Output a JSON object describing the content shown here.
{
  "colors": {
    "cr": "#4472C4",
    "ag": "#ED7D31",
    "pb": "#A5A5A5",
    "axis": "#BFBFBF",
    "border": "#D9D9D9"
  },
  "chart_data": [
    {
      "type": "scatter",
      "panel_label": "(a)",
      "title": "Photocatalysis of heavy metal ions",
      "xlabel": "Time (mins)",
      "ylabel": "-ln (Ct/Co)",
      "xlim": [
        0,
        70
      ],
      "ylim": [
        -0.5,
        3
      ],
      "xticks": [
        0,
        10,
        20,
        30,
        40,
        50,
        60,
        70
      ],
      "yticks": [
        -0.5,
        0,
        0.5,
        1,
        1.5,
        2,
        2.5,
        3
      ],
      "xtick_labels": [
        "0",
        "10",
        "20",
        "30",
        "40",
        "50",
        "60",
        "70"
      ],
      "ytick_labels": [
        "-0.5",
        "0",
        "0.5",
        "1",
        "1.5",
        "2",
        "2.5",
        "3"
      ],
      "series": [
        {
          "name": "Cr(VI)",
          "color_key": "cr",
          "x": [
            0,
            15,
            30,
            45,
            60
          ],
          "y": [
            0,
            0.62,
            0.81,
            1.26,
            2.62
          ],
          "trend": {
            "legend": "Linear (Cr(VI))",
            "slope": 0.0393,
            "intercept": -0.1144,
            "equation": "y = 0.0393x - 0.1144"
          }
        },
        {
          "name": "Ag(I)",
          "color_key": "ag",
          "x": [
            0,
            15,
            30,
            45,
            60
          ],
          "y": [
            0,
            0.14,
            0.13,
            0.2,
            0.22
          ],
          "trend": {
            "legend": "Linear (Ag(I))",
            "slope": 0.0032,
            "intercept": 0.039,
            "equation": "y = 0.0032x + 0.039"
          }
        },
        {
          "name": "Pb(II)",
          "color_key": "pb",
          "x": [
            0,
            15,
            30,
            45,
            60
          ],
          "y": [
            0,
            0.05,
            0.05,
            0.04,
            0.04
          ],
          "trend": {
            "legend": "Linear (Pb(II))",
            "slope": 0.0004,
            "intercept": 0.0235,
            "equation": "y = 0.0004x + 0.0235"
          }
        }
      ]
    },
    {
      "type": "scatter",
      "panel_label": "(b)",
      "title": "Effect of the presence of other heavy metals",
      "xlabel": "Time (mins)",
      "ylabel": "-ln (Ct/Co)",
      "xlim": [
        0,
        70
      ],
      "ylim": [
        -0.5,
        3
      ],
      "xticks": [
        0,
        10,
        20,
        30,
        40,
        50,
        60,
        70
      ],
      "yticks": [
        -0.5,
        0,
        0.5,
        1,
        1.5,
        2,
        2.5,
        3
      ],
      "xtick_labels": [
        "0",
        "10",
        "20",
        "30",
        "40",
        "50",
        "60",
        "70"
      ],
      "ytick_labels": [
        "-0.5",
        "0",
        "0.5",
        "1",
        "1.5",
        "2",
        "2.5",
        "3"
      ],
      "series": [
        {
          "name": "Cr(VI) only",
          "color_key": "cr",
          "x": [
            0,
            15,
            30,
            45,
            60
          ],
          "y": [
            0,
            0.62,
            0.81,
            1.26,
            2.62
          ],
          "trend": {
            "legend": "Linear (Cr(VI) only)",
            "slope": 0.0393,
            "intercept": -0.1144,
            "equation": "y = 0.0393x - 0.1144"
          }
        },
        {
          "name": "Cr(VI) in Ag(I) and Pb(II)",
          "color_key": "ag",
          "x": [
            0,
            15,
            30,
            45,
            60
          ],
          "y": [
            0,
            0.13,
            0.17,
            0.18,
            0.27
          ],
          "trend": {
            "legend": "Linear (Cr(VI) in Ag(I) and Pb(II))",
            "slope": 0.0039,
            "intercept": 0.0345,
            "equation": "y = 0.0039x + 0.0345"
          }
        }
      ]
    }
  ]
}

**Challenge**
Pull out each line containing the word "heavy" and copy it.

**Correct result**
      "title": "Photocatalysis of heavy metal ions",
      "title": "Effect of the presence of other heavy metals",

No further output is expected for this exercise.